WRITTEN EXERCISE: Send back the entries below exactly as they appear.

Entries with figure data
════════════════

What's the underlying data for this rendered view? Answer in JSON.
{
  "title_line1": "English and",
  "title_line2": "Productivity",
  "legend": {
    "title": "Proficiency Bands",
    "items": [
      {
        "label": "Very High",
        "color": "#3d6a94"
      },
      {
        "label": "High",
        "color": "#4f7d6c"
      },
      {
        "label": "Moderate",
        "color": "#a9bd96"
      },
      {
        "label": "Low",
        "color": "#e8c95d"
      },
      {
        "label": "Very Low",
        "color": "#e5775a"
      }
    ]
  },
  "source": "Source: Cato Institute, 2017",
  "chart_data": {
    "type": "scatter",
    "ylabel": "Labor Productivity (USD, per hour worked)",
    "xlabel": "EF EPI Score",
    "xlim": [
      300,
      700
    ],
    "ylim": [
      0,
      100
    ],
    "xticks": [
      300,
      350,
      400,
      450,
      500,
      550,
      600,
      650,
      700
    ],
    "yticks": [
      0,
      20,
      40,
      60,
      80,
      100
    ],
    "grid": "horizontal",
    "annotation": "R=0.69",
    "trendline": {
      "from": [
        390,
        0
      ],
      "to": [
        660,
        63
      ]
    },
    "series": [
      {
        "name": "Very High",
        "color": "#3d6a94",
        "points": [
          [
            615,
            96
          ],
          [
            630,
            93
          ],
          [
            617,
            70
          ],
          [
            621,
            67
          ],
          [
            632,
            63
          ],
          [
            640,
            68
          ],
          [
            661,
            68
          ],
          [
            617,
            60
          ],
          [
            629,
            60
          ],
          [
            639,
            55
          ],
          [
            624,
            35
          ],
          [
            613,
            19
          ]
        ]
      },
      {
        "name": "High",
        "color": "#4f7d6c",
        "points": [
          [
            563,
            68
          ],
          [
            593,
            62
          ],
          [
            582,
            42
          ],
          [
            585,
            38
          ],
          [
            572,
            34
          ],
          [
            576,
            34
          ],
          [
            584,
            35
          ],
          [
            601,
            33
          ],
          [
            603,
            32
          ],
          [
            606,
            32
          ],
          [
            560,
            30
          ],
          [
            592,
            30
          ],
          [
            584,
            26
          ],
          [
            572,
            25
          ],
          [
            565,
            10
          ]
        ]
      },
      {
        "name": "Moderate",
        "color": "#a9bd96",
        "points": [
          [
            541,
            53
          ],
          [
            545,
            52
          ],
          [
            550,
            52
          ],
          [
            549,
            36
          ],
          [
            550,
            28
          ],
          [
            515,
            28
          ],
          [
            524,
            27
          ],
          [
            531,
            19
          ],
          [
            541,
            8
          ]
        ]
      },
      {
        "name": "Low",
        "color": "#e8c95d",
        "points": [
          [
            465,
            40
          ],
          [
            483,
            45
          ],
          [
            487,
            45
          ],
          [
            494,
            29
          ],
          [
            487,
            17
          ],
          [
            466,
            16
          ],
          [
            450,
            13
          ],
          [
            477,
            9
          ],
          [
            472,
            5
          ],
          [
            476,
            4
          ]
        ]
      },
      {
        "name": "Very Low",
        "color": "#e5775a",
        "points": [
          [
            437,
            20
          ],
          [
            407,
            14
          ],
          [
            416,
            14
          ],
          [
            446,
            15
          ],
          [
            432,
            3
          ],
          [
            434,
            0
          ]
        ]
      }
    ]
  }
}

════════════════

THE RESPONSE:
What's the underlying data for this rendered view? Answer in JSON.
{
  "title_line1": "English and",
  "title_line2": "Productivity",
  "legend": {
    "title": "Proficiency Bands",
    "items": [
      {
        "label": "Very High",
        "color": "#3d6a94"
      },
      {
        "label": "High",
        "color": "#4f7d6c"
      },
      {
        "label": "Moderate",
        "color": "#a9bd96"
      },
      {
        "label": "Low",
        "color": "#e8c95d"
      },
      {
        "label": "Very Low",
        "color": "#e5775a"
      }
    ]
  },
  "source": "Source: Cato Institute, 2017",
  "chart_data": {
    "type": "scatter",
    "ylabel": "Labor Productivity (USD, per hour worked)",
    "xlabel": "EF EPI Score",
    "xlim": [
      300,
      700
    ],
    "ylim": [
      0,
      100
    ],
    "xticks": [
      300,
      350,
      400,
      450,
      500,
      550,
      600,
      650,
      700
    ],
    "yticks": [
      0,
      20,
      40,
      60,
      80,
      100
    ],
    "grid": "horizontal",
    "annotation": "R=0.69",
    "trendline": {
      "from": [
        390,
        0
      ],
      "to": [
        660,
        63
      ]
    },
    "series": [
      {
        "name": "Very High",
        "color": "#3d6a94",
        "points": [
          [
            615,
            96
          ],
          [
            630,
            93
          ],
          [
            617,
            70
          ],
          [
            621,
            67
          ],
          [
            632,
            63
          ],
          [
            640,
            68
          ],
          [
            661,
            68
          ],
          [
            617,
            60
          ],
          [
            629,
            60
          ],
          [
            639,
            55
          ],
          [
            624,
            35
          ],
          [
            613,
            19
          ]
        ]
      },
      {
        "name": "High",
        "color": "#4f7d6c",
        "points": [
          [
            563,
            68
          ],
          [
            593,
            62
          ],
          [
            582,
            42
          ],
          [
            585,
            38
          ],
          [
            572,
            34
          ],
          [
            576,
            34
          ],
          [
            584,
            35
          ],
          [
            601,
            33
          ],
          [
            603,
            32
          ],
          [
            606,
            32
          ],
          [
            560,
            30
          ],
          [
            592,
            30
          ],
          [
            584,
            26
          ],
          [
            572,
            25
          ],
          [
            565,
            10
          ]
        ]
      },
      {
        "name": "Moderate",
        "color": "#a9bd96",
        "points": [
          [
            541,
            53
          ],
          [
            545,
            52
          ],
          [
            550,
            52
          ],
          [
            549,
            36
          ],
          [
            550,
            28
          ],
          [
            515,
            28
          ],
          [
            524,
            27
          ],
          [
            531,
            19
          ],
          [
            541,
            8
          ]
        ]
      },
      {
        "name": "Low",
        "color": "#e8c95d",
        "points": [
          [
            465,
            40
          ],
          [
            483,
            45
          ],
          [
            487,
            45
          ],
          [
            494,
            29
          ],
          [
            487,
            17
          ],
          [
            466,
            16
          ],
          [
            450,
            13
          ],
          [
            477,
            9
          ],
          [
            472,
            5
          ],
          [
            476,
            4
          ]
        ]
      },
      {
        "name": "Very Low",
        "color": "#e5775a",
        "points": [
          [
            437,
            20
          ],
          [
            407,
            14
          ],
          [
            416,
            14
          ],
          [
            446,
            15
          ],
          [
            432,
            3
          ],
          [
            434,
            0
          ]
        ]
      }
    ]
  }
}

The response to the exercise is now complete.